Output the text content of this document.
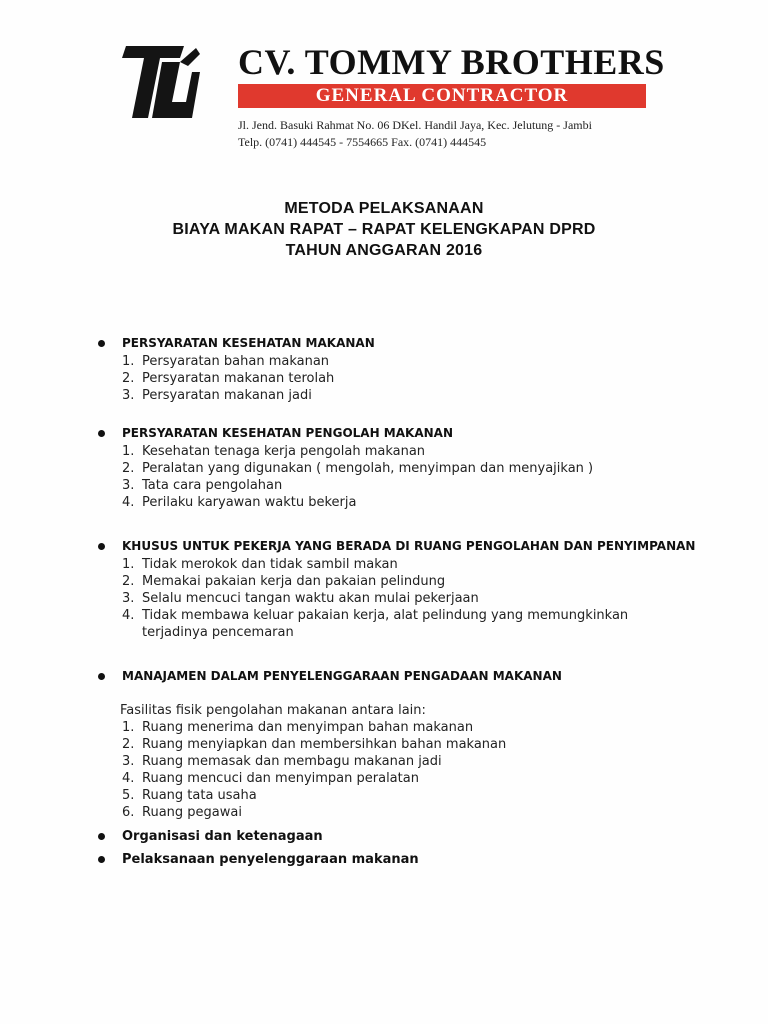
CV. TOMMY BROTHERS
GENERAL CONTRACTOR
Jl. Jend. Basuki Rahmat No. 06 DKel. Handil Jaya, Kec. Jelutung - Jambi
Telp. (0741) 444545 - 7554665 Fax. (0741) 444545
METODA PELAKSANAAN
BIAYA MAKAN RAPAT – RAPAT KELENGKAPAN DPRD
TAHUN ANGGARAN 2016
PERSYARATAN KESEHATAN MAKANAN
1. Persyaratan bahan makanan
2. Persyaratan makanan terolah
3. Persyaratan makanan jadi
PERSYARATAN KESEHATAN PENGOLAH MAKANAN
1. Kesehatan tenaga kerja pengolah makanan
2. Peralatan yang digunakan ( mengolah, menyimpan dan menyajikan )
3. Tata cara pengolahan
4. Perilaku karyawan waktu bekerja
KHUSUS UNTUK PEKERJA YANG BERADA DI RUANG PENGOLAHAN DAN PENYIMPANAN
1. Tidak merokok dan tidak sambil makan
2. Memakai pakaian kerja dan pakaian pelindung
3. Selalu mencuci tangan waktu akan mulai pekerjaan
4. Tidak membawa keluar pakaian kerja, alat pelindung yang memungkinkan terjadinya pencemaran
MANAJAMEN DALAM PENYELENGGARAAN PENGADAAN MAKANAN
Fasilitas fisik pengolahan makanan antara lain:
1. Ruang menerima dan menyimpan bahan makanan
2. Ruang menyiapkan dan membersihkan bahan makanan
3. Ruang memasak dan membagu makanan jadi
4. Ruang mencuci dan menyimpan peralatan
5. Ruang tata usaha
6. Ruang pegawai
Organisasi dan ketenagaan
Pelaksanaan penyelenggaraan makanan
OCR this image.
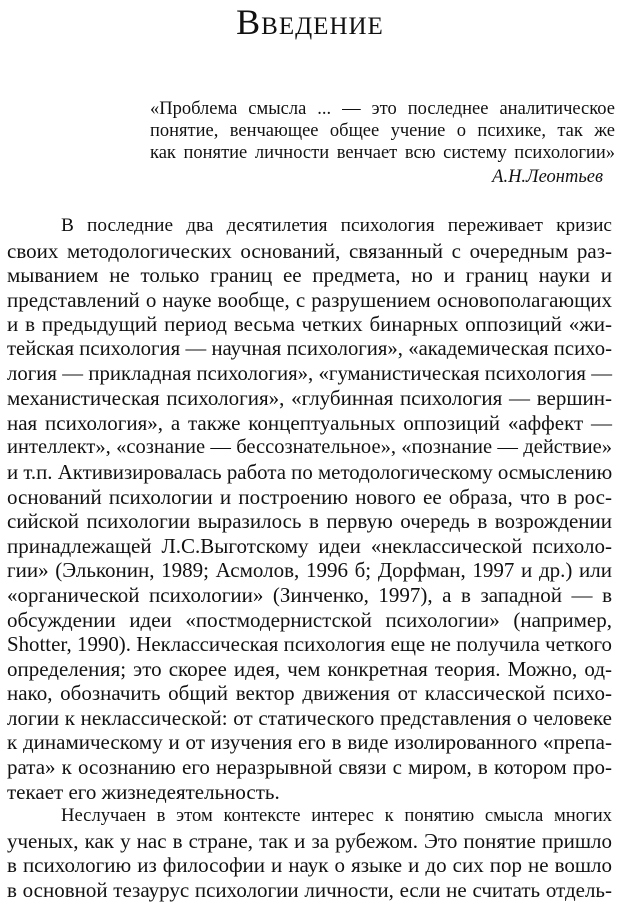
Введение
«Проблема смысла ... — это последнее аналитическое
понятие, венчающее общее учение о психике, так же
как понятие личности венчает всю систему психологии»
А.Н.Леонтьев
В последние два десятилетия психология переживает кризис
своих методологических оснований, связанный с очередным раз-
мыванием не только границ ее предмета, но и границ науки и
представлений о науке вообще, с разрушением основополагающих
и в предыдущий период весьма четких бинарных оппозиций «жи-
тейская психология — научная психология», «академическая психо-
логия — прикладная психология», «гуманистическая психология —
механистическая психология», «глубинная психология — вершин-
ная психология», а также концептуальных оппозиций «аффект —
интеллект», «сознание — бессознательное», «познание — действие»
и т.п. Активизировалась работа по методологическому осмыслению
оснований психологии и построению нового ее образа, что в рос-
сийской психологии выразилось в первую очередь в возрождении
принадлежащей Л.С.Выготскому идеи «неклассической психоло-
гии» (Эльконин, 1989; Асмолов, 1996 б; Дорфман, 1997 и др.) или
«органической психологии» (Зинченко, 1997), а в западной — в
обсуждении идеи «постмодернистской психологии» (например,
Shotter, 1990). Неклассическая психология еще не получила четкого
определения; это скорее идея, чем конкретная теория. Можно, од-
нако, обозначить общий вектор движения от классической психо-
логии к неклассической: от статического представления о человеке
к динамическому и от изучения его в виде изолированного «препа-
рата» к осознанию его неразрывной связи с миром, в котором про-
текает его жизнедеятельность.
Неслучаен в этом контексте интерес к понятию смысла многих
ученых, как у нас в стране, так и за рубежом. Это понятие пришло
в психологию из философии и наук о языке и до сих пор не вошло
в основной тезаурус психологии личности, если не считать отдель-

---

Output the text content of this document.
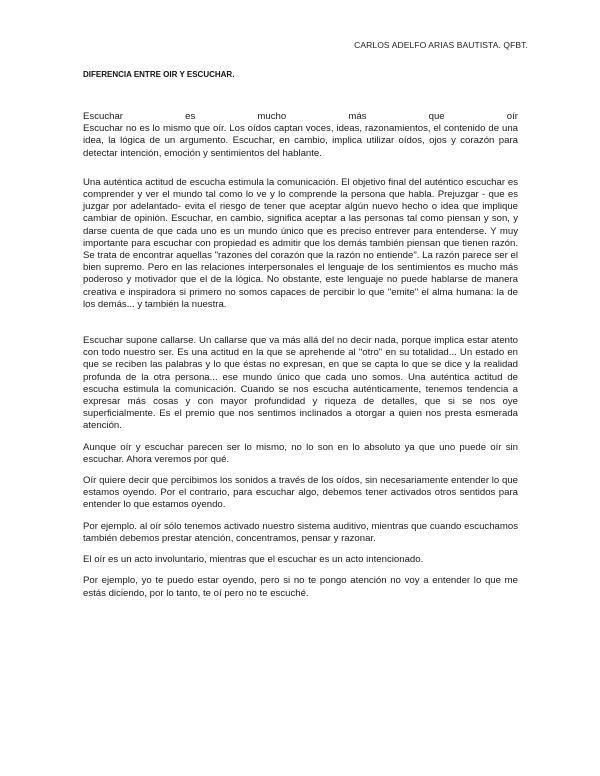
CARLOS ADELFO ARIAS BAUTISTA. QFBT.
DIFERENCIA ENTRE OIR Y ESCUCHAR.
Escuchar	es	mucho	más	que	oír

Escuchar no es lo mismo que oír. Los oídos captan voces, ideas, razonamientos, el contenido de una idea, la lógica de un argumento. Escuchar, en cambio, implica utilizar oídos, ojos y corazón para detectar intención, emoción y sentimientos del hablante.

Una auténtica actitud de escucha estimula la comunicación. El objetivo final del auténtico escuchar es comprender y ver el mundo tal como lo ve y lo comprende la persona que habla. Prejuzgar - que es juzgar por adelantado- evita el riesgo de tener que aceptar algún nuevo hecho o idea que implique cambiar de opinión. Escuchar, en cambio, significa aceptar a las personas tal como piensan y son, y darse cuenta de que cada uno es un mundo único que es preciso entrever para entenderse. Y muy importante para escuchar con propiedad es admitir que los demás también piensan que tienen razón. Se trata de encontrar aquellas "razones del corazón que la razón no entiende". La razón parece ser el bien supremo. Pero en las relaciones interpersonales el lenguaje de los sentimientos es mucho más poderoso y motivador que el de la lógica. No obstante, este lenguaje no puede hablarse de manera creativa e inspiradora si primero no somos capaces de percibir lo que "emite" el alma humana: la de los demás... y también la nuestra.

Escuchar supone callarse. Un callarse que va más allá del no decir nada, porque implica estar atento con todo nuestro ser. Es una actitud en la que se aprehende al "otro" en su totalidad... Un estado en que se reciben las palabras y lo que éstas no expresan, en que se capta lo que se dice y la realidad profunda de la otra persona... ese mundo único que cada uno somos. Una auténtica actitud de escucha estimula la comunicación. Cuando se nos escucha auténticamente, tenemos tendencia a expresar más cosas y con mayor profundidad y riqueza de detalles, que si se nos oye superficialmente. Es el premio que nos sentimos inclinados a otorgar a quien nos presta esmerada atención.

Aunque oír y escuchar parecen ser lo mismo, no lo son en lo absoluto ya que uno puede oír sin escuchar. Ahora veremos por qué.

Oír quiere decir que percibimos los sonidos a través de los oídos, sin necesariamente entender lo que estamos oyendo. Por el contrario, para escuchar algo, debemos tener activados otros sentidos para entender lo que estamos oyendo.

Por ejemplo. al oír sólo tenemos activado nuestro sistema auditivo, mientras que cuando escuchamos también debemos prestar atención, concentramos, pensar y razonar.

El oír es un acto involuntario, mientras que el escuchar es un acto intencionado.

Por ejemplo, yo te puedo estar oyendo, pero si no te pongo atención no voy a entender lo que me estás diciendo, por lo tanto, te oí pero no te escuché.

_Short task:_
Find each line holding the string "оппозиций" and copy it out.

_Result for this task:_
и в предыдущий период весьма четких бинарных оппозиций «жи-
ная психология», а также концептуальных оппозиций «аффект —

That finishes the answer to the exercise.